▸ **EXERCISE PROMPT**:
Print the whole listing exactly.

Collected data entries:
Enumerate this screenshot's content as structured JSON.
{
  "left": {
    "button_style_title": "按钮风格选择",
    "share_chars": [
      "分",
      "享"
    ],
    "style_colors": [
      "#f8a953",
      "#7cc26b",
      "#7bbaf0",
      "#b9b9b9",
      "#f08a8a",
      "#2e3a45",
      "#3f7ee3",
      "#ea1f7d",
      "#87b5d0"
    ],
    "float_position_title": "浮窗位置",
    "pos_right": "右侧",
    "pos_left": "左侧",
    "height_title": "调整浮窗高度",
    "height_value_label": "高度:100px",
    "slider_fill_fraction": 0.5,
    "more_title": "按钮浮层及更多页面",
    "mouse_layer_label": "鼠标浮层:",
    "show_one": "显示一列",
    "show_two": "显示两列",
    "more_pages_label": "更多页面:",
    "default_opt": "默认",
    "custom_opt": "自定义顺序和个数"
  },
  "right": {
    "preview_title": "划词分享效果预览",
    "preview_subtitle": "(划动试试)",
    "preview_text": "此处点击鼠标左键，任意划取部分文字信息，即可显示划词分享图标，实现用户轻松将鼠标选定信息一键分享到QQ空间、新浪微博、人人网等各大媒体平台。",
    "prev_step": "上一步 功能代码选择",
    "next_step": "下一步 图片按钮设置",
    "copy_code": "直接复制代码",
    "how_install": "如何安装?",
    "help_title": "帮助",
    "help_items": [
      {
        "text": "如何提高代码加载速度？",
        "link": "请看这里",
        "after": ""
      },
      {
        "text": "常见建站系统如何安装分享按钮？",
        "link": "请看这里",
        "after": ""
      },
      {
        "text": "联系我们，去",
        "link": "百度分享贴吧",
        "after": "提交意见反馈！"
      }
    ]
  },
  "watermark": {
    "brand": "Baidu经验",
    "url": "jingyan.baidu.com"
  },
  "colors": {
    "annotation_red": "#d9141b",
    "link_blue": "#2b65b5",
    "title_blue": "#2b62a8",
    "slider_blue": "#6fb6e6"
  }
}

▸ **WRITTEN ANSWER**:
Enumerate this screenshot's content as structured JSON.
{
  "left": {
    "button_style_title": "按钮风格选择",
    "share_chars": [
      "分",
      "享"
    ],
    "style_colors": [
      "#f8a953",
      "#7cc26b",
      "#7bbaf0",
      "#b9b9b9",
      "#f08a8a",
      "#2e3a45",
      "#3f7ee3",
      "#ea1f7d",
      "#87b5d0"
    ],
    "float_position_title": "浮窗位置",
    "pos_right": "右侧",
    "pos_left": "左侧",
    "height_title": "调整浮窗高度",
    "height_value_label": "高度:100px",
    "slider_fill_fraction": 0.5,
    "more_title": "按钮浮层及更多页面",
    "mouse_layer_label": "鼠标浮层:",
    "show_one": "显示一列",
    "show_two": "显示两列",
    "more_pages_label": "更多页面:",
    "default_opt": "默认",
    "custom_opt": "自定义顺序和个数"
  },
  "right": {
    "preview_title": "划词分享效果预览",
    "preview_subtitle": "(划动试试)",
    "preview_text": "此处点击鼠标左键，任意划取部分文字信息，即可显示划词分享图标，实现用户轻松将鼠标选定信息一键分享到QQ空间、新浪微博、人人网等各大媒体平台。",
    "prev_step": "上一步 功能代码选择",
    "next_step": "下一步 图片按钮设置",
    "copy_code": "直接复制代码",
    "how_install": "如何安装?",
    "help_title": "帮助",
    "help_items": [
      {
        "text": "如何提高代码加载速度？",
        "link": "请看这里",
        "after": ""
      },
      {
        "text": "常见建站系统如何安装分享按钮？",
        "link": "请看这里",
        "after": ""
      },
      {
        "text": "联系我们，去",
        "link": "百度分享贴吧",
        "after": "提交意见反馈！"
      }
    ]
  },
  "watermark": {
    "brand": "Baidu经验",
    "url": "jingyan.baidu.com"
  },
  "colors": {
    "annotation_red": "#d9141b",
    "link_blue": "#2b65b5",
    "title_blue": "#2b62a8",
    "slider_blue": "#6fb6e6"
  }
}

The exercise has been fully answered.